SHORT EXERCISE –
Write out all entries word for word.

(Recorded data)
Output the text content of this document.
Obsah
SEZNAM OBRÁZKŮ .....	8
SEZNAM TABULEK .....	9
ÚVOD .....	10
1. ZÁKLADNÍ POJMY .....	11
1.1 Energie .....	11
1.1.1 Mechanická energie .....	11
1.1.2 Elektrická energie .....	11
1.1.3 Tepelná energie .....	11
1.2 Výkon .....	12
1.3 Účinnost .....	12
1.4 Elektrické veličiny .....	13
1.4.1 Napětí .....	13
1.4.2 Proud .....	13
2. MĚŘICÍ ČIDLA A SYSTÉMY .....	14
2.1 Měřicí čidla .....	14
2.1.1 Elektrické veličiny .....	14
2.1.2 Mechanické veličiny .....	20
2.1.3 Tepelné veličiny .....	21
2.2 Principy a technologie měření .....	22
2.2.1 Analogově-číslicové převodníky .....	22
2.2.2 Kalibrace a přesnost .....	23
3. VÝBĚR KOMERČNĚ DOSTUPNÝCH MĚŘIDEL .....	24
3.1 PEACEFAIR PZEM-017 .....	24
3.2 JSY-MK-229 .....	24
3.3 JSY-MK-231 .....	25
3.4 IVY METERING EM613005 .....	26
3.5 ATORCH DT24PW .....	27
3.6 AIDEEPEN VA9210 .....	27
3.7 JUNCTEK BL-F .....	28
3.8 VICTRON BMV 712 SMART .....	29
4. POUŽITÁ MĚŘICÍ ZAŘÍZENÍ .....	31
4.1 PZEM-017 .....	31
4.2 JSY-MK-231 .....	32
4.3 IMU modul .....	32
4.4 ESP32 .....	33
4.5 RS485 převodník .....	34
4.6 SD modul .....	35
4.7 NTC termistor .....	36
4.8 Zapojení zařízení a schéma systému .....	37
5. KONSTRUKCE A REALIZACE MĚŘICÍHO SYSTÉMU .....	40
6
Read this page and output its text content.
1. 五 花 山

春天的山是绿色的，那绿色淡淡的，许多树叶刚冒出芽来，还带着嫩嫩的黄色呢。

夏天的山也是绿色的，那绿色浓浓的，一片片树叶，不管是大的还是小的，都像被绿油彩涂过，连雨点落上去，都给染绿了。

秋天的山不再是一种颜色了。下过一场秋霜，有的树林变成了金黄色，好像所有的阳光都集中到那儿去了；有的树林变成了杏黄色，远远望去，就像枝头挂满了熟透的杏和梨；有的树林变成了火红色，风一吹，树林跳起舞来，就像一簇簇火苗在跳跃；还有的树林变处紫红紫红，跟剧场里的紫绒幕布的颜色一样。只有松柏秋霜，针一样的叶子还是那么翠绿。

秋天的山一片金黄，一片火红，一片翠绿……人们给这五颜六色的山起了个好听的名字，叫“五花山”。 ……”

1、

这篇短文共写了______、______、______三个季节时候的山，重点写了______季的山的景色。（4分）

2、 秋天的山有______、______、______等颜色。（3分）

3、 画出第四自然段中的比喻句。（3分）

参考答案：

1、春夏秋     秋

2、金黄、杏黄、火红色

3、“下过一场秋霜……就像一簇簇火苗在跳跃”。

RESULT OF THIS EXERCISE –
Output the text content of this document.
Obsah
SEZNAM OBRÁZKŮ .....	8
SEZNAM TABULEK .....	9
ÚVOD .....	10
1. ZÁKLADNÍ POJMY .....	11
1.1 Energie .....	11
1.1.1 Mechanická energie .....	11
1.1.2 Elektrická energie .....	11
1.1.3 Tepelná energie .....	11
1.2 Výkon .....	12
1.3 Účinnost .....	12
1.4 Elektrické veličiny .....	13
1.4.1 Napětí .....	13
1.4.2 Proud .....	13
2. MĚŘICÍ ČIDLA A SYSTÉMY .....	14
2.1 Měřicí čidla .....	14
2.1.1 Elektrické veličiny .....	14
2.1.2 Mechanické veličiny .....	20
2.1.3 Tepelné veličiny .....	21
2.2 Principy a technologie měření .....	22
2.2.1 Analogově-číslicové převodníky .....	22
2.2.2 Kalibrace a přesnost .....	23
3. VÝBĚR KOMERČNĚ DOSTUPNÝCH MĚŘIDEL .....	24
3.1 PEACEFAIR PZEM-017 .....	24
3.2 JSY-MK-229 .....	24
3.3 JSY-MK-231 .....	25
3.4 IVY METERING EM613005 .....	26
3.5 ATORCH DT24PW .....	27
3.6 AIDEEPEN VA9210 .....	27
3.7 JUNCTEK BL-F .....	28
3.8 VICTRON BMV 712 SMART .....	29
4. POUŽITÁ MĚŘICÍ ZAŘÍZENÍ .....	31
4.1 PZEM-017 .....	31
4.2 JSY-MK-231 .....	32
4.3 IMU modul .....	32
4.4 ESP32 .....	33
4.5 RS485 převodník .....	34
4.6 SD modul .....	35
4.7 NTC termistor .....	36
4.8 Zapojení zařízení a schéma systému .....	37
5. KONSTRUKCE A REALIZACE MĚŘICÍHO SYSTÉMU .....	40
6
Read this page and output its text content.
1. 五 花 山

春天的山是绿色的，那绿色淡淡的，许多树叶刚冒出芽来，还带着嫩嫩的黄色呢。

夏天的山也是绿色的，那绿色浓浓的，一片片树叶，不管是大的还是小的，都像被绿油彩涂过，连雨点落上去，都给染绿了。

秋天的山不再是一种颜色了。下过一场秋霜，有的树林变成了金黄色，好像所有的阳光都集中到那儿去了；有的树林变成了杏黄色，远远望去，就像枝头挂满了熟透的杏和梨；有的树林变成了火红色，风一吹，树林跳起舞来，就像一簇簇火苗在跳跃；还有的树林变处紫红紫红，跟剧场里的紫绒幕布的颜色一样。只有松柏秋霜，针一样的叶子还是那么翠绿。

秋天的山一片金黄，一片火红，一片翠绿……人们给这五颜六色的山起了个好听的名字，叫“五花山”。 ……”

1、

这篇短文共写了______、______、______三个季节时候的山，重点写了______季的山的景色。（4分）

2、 秋天的山有______、______、______等颜色。（3分）

3、 画出第四自然段中的比喻句。（3分）

参考答案：

1、春夏秋     秋

2、金黄、杏黄、火红色

3、“下过一场秋霜……就像一簇簇火苗在跳跃”。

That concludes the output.